◆ What is asked
From the listing that follows, output everything exactly except the pictures.

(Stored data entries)
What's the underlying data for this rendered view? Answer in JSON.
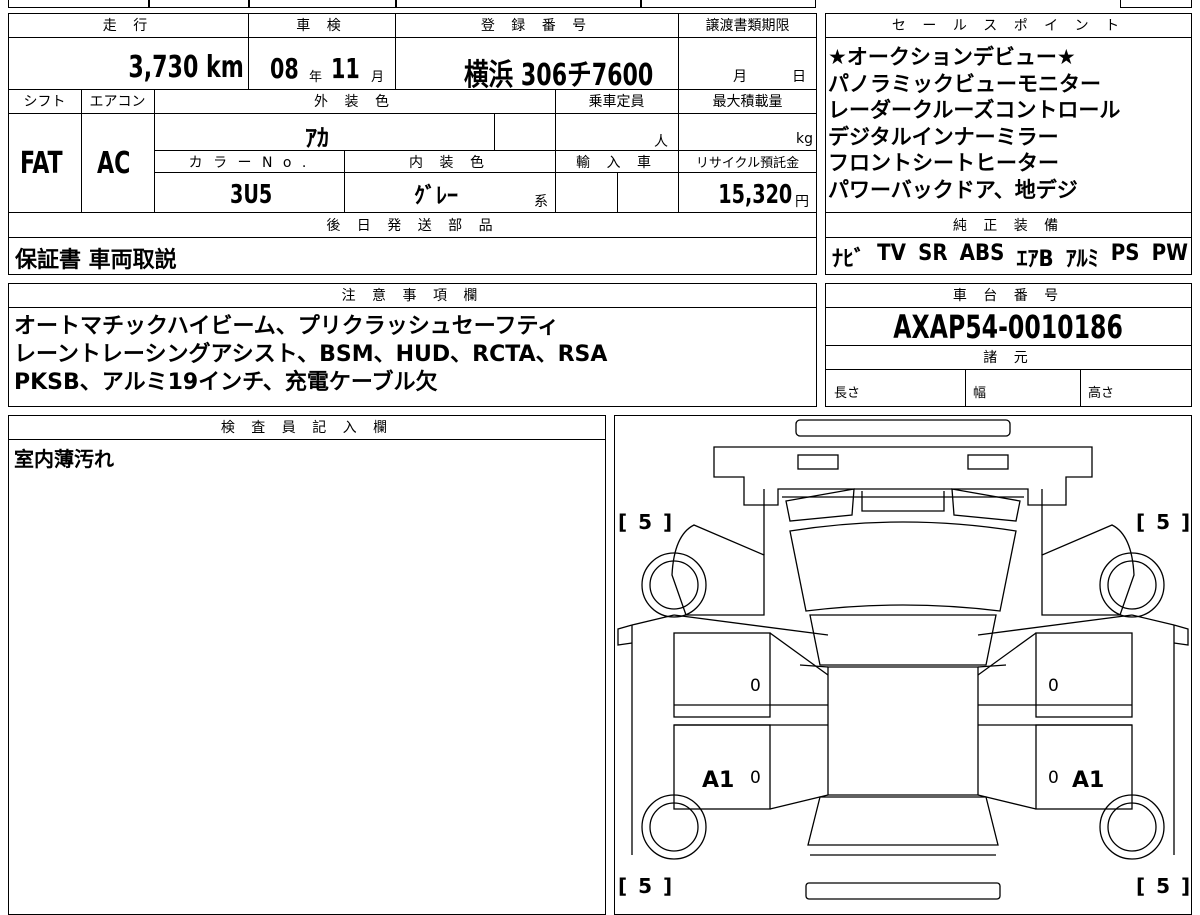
{
  "vehicle": {
    "headers": {
      "mileage": "走 行",
      "inspection": "車 検",
      "registration": "登 録 番 号",
      "transfer_deadline": "譲渡書類期限",
      "shift": "シフト",
      "aircon": "エアコン",
      "exterior_color": "外 装 色",
      "capacity": "乗車定員",
      "max_load": "最大積載量",
      "color_no": "カ ラ ー N o .",
      "interior_color": "内 装 色",
      "import": "輸 入 車",
      "recycle": "リサイクル預託金",
      "later_parts": "後 日 発 送 部 品"
    },
    "mileage": "3,730 km",
    "inspection_year": "08",
    "inspection_year_unit": "年",
    "inspection_month": "11",
    "inspection_month_unit": "月",
    "registration": "横浜 306チ7600",
    "deadline_month_unit": "月",
    "deadline_day_unit": "日",
    "shift": "FAT",
    "aircon": "AC",
    "exterior_color": "ｱｶ",
    "capacity_unit": "人",
    "max_load_unit": "kg",
    "color_no": "3U5",
    "interior_color": "ｸﾞﾚｰ",
    "interior_suffix": "系",
    "recycle_amount": "15,320",
    "recycle_unit": "円",
    "later_parts": "保証書 車両取説"
  },
  "sales_points": {
    "header": "セ ー ル ス ポ イ ン ト",
    "lines": [
      "★オークションデビュー★",
      "パノラミックビューモニター",
      "レーダークルーズコントロール",
      "デジタルインナーミラー",
      "フロントシートヒーター",
      "パワーバックドア、地デジ"
    ]
  },
  "equipment": {
    "header": "純 正 装 備",
    "items": [
      "ﾅﾋﾞ",
      "TV",
      "SR",
      "ABS",
      "ｴｱB",
      "ｱﾙﾐ",
      "PS",
      "PW"
    ]
  },
  "notes": {
    "header": "注 意 事 項 欄",
    "lines": [
      "オートマチックハイビーム、プリクラッシュセーフティ",
      "レーントレーシングアシスト、BSM、HUD、RCTA、RSA",
      "PKSB、アルミ19インチ、充電ケーブル欠"
    ]
  },
  "chassis": {
    "header": "車 台 番 号",
    "number": "AXAP54-0010186",
    "spec_header": "諸 元",
    "length": "長さ",
    "width": "幅",
    "height": "高さ"
  },
  "inspector": {
    "header": "検 査 員 記 入 欄",
    "remark": "室内薄汚れ"
  },
  "diagram": {
    "tire_marks": [
      "[ 5 ]",
      "[ 5 ]",
      "[ 5 ]",
      "[ 5 ]"
    ],
    "damage_left": "A1",
    "damage_right": "A1",
    "zeros": [
      "0",
      "0",
      "0",
      "0"
    ]
  }
}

◆ Output for this task
What's the underlying data for this rendered view? Answer in JSON.
{
  "vehicle": {
    "headers": {
      "mileage": "走 行",
      "inspection": "車 検",
      "registration": "登 録 番 号",
      "transfer_deadline": "譲渡書類期限",
      "shift": "シフト",
      "aircon": "エアコン",
      "exterior_color": "外 装 色",
      "capacity": "乗車定員",
      "max_load": "最大積載量",
      "color_no": "カ ラ ー N o .",
      "interior_color": "内 装 色",
      "import": "輸 入 車",
      "recycle": "リサイクル預託金",
      "later_parts": "後 日 発 送 部 品"
    },
    "mileage": "3,730 km",
    "inspection_year": "08",
    "inspection_year_unit": "年",
    "inspection_month": "11",
    "inspection_month_unit": "月",
    "registration": "横浜 306チ7600",
    "deadline_month_unit": "月",
    "deadline_day_unit": "日",
    "shift": "FAT",
    "aircon": "AC",
    "exterior_color": "ｱｶ",
    "capacity_unit": "人",
    "max_load_unit": "kg",
    "color_no": "3U5",
    "interior_color": "ｸﾞﾚｰ",
    "interior_suffix": "系",
    "recycle_amount": "15,320",
    "recycle_unit": "円",
    "later_parts": "保証書 車両取説"
  },
  "sales_points": {
    "header": "セ ー ル ス ポ イ ン ト",
    "lines": [
      "★オークションデビュー★",
      "パノラミックビューモニター",
      "レーダークルーズコントロール",
      "デジタルインナーミラー",
      "フロントシートヒーター",
      "パワーバックドア、地デジ"
    ]
  },
  "equipment": {
    "header": "純 正 装 備",
    "items": [
      "ﾅﾋﾞ",
      "TV",
      "SR",
      "ABS",
      "ｴｱB",
      "ｱﾙﾐ",
      "PS",
      "PW"
    ]
  },
  "notes": {
    "header": "注 意 事 項 欄",
    "lines": [
      "オートマチックハイビーム、プリクラッシュセーフティ",
      "レーントレーシングアシスト、BSM、HUD、RCTA、RSA",
      "PKSB、アルミ19インチ、充電ケーブル欠"
    ]
  },
  "chassis": {
    "header": "車 台 番 号",
    "number": "AXAP54-0010186",
    "spec_header": "諸 元",
    "length": "長さ",
    "width": "幅",
    "height": "高さ"
  },
  "inspector": {
    "header": "検 査 員 記 入 欄",
    "remark": "室内薄汚れ"
  },
  "diagram": {
    "tire_marks": [
      "[ 5 ]",
      "[ 5 ]",
      "[ 5 ]",
      "[ 5 ]"
    ],
    "damage_left": "A1",
    "damage_right": "A1",
    "zeros": [
      "0",
      "0",
      "0",
      "0"
    ]
  }
}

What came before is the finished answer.